>>>

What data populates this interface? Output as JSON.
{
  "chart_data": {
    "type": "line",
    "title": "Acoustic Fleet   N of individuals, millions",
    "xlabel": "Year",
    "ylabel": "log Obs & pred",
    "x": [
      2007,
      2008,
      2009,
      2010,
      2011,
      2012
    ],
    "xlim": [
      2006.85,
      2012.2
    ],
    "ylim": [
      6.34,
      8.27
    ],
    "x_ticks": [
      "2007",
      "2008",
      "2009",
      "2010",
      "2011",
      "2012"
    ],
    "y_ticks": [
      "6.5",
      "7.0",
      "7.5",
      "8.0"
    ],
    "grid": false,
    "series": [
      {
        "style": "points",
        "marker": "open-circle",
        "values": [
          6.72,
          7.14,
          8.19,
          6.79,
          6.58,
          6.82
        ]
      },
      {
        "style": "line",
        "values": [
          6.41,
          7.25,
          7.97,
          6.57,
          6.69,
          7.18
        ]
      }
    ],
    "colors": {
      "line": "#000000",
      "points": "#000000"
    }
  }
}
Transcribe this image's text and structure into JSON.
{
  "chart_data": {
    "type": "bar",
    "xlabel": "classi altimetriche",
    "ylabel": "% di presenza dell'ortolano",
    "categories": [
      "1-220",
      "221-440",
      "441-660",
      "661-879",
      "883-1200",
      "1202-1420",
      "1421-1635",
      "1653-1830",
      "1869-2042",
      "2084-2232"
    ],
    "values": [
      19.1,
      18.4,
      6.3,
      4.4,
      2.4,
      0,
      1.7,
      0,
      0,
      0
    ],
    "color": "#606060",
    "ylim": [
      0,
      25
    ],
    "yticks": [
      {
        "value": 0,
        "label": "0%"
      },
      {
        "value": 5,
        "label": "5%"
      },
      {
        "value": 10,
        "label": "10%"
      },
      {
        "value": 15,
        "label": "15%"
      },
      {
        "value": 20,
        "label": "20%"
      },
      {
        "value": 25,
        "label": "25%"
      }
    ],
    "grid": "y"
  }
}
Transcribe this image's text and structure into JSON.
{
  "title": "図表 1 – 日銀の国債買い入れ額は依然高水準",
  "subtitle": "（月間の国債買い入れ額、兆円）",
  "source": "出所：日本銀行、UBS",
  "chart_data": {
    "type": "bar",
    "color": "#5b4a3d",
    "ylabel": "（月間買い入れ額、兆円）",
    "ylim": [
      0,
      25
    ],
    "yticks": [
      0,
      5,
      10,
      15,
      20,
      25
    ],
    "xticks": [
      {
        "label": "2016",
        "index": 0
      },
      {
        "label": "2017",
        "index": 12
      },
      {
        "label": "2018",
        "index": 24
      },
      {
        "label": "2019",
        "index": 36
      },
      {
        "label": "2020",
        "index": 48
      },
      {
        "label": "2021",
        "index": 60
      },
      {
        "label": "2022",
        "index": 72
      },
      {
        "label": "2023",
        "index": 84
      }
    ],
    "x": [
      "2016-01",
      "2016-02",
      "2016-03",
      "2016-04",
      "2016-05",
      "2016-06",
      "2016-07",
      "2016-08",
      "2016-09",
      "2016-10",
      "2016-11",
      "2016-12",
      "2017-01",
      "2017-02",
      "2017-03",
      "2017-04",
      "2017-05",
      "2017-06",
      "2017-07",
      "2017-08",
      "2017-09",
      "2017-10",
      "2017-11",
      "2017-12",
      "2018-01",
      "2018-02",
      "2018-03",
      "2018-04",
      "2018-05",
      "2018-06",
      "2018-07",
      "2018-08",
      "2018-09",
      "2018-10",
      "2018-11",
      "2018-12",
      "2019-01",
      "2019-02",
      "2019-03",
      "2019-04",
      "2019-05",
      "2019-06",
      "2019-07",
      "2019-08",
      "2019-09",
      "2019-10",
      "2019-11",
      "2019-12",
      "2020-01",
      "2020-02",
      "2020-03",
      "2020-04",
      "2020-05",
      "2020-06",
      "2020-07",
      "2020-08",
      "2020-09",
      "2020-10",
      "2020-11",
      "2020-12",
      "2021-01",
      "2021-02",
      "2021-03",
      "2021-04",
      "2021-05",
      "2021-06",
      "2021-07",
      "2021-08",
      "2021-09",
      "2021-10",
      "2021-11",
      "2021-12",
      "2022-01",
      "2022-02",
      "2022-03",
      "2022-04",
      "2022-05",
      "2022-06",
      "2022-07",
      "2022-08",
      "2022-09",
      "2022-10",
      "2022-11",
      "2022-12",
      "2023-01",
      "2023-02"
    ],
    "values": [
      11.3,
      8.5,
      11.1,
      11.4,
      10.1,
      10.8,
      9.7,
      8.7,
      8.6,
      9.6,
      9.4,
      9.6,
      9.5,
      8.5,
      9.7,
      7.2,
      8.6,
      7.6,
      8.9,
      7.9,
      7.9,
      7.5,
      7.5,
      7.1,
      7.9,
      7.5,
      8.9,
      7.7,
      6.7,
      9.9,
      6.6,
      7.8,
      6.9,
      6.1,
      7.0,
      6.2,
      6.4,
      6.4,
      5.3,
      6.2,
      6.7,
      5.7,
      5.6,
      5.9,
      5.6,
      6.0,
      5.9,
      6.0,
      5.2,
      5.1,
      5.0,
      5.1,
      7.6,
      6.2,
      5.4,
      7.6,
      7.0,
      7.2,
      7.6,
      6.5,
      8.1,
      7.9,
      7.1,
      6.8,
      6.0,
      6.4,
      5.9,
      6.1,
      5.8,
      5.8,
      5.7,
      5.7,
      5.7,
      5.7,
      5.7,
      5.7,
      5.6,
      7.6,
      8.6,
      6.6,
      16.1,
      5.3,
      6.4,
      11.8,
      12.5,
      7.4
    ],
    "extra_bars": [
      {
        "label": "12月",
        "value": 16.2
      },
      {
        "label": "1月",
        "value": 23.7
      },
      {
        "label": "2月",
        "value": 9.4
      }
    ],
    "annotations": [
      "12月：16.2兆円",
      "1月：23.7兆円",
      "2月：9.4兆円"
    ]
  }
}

<<<

Give the listing again, word for word.

Solution to the problem >>
What data populates this interface? Output as JSON.
{
  "chart_data": {
    "type": "line",
    "title": "Acoustic Fleet   N of individuals, millions",
    "xlabel": "Year",
    "ylabel": "log Obs & pred",
    "x": [
      2007,
      2008,
      2009,
      2010,
      2011,
      2012
    ],
    "xlim": [
      2006.85,
      2012.2
    ],
    "ylim": [
      6.34,
      8.27
    ],
    "x_ticks": [
      "2007",
      "2008",
      "2009",
      "2010",
      "2011",
      "2012"
    ],
    "y_ticks": [
      "6.5",
      "7.0",
      "7.5",
      "8.0"
    ],
    "grid": false,
    "series": [
      {
        "style": "points",
        "marker": "open-circle",
        "values": [
          6.72,
          7.14,
          8.19,
          6.79,
          6.58,
          6.82
        ]
      },
      {
        "style": "line",
        "values": [
          6.41,
          7.25,
          7.97,
          6.57,
          6.69,
          7.18
        ]
      }
    ],
    "colors": {
      "line": "#000000",
      "points": "#000000"
    }
  }
}
Transcribe this image's text and structure into JSON.
{
  "chart_data": {
    "type": "bar",
    "xlabel": "classi altimetriche",
    "ylabel": "% di presenza dell'ortolano",
    "categories": [
      "1-220",
      "221-440",
      "441-660",
      "661-879",
      "883-1200",
      "1202-1420",
      "1421-1635",
      "1653-1830",
      "1869-2042",
      "2084-2232"
    ],
    "values": [
      19.1,
      18.4,
      6.3,
      4.4,
      2.4,
      0,
      1.7,
      0,
      0,
      0
    ],
    "color": "#606060",
    "ylim": [
      0,
      25
    ],
    "yticks": [
      {
        "value": 0,
        "label": "0%"
      },
      {
        "value": 5,
        "label": "5%"
      },
      {
        "value": 10,
        "label": "10%"
      },
      {
        "value": 15,
        "label": "15%"
      },
      {
        "value": 20,
        "label": "20%"
      },
      {
        "value": 25,
        "label": "25%"
      }
    ],
    "grid": "y"
  }
}
Transcribe this image's text and structure into JSON.
{
  "title": "図表 1 – 日銀の国債買い入れ額は依然高水準",
  "subtitle": "（月間の国債買い入れ額、兆円）",
  "source": "出所：日本銀行、UBS",
  "chart_data": {
    "type": "bar",
    "color": "#5b4a3d",
    "ylabel": "（月間買い入れ額、兆円）",
    "ylim": [
      0,
      25
    ],
    "yticks": [
      0,
      5,
      10,
      15,
      20,
      25
    ],
    "xticks": [
      {
        "label": "2016",
        "index": 0
      },
      {
        "label": "2017",
        "index": 12
      },
      {
        "label": "2018",
        "index": 24
      },
      {
        "label": "2019",
        "index": 36
      },
      {
        "label": "2020",
        "index": 48
      },
      {
        "label": "2021",
        "index": 60
      },
      {
        "label": "2022",
        "index": 72
      },
      {
        "label": "2023",
        "index": 84
      }
    ],
    "x": [
      "2016-01",
      "2016-02",
      "2016-03",
      "2016-04",
      "2016-05",
      "2016-06",
      "2016-07",
      "2016-08",
      "2016-09",
      "2016-10",
      "2016-11",
      "2016-12",
      "2017-01",
      "2017-02",
      "2017-03",
      "2017-04",
      "2017-05",
      "2017-06",
      "2017-07",
      "2017-08",
      "2017-09",
      "2017-10",
      "2017-11",
      "2017-12",
      "2018-01",
      "2018-02",
      "2018-03",
      "2018-04",
      "2018-05",
      "2018-06",
      "2018-07",
      "2018-08",
      "2018-09",
      "2018-10",
      "2018-11",
      "2018-12",
      "2019-01",
      "2019-02",
      "2019-03",
      "2019-04",
      "2019-05",
      "2019-06",
      "2019-07",
      "2019-08",
      "2019-09",
      "2019-10",
      "2019-11",
      "2019-12",
      "2020-01",
      "2020-02",
      "2020-03",
      "2020-04",
      "2020-05",
      "2020-06",
      "2020-07",
      "2020-08",
      "2020-09",
      "2020-10",
      "2020-11",
      "2020-12",
      "2021-01",
      "2021-02",
      "2021-03",
      "2021-04",
      "2021-05",
      "2021-06",
      "2021-07",
      "2021-08",
      "2021-09",
      "2021-10",
      "2021-11",
      "2021-12",
      "2022-01",
      "2022-02",
      "2022-03",
      "2022-04",
      "2022-05",
      "2022-06",
      "2022-07",
      "2022-08",
      "2022-09",
      "2022-10",
      "2022-11",
      "2022-12",
      "2023-01",
      "2023-02"
    ],
    "values": [
      11.3,
      8.5,
      11.1,
      11.4,
      10.1,
      10.8,
      9.7,
      8.7,
      8.6,
      9.6,
      9.4,
      9.6,
      9.5,
      8.5,
      9.7,
      7.2,
      8.6,
      7.6,
      8.9,
      7.9,
      7.9,
      7.5,
      7.5,
      7.1,
      7.9,
      7.5,
      8.9,
      7.7,
      6.7,
      9.9,
      6.6,
      7.8,
      6.9,
      6.1,
      7.0,
      6.2,
      6.4,
      6.4,
      5.3,
      6.2,
      6.7,
      5.7,
      5.6,
      5.9,
      5.6,
      6.0,
      5.9,
      6.0,
      5.2,
      5.1,
      5.0,
      5.1,
      7.6,
      6.2,
      5.4,
      7.6,
      7.0,
      7.2,
      7.6,
      6.5,
      8.1,
      7.9,
      7.1,
      6.8,
      6.0,
      6.4,
      5.9,
      6.1,
      5.8,
      5.8,
      5.7,
      5.7,
      5.7,
      5.7,
      5.7,
      5.7,
      5.6,
      7.6,
      8.6,
      6.6,
      16.1,
      5.3,
      6.4,
      11.8,
      12.5,
      7.4
    ],
    "extra_bars": [
      {
        "label": "12月",
        "value": 16.2
      },
      {
        "label": "1月",
        "value": 23.7
      },
      {
        "label": "2月",
        "value": 9.4
      }
    ],
    "annotations": [
      "12月：16.2兆円",
      "1月：23.7兆円",
      "2月：9.4兆円"
    ]
  }
}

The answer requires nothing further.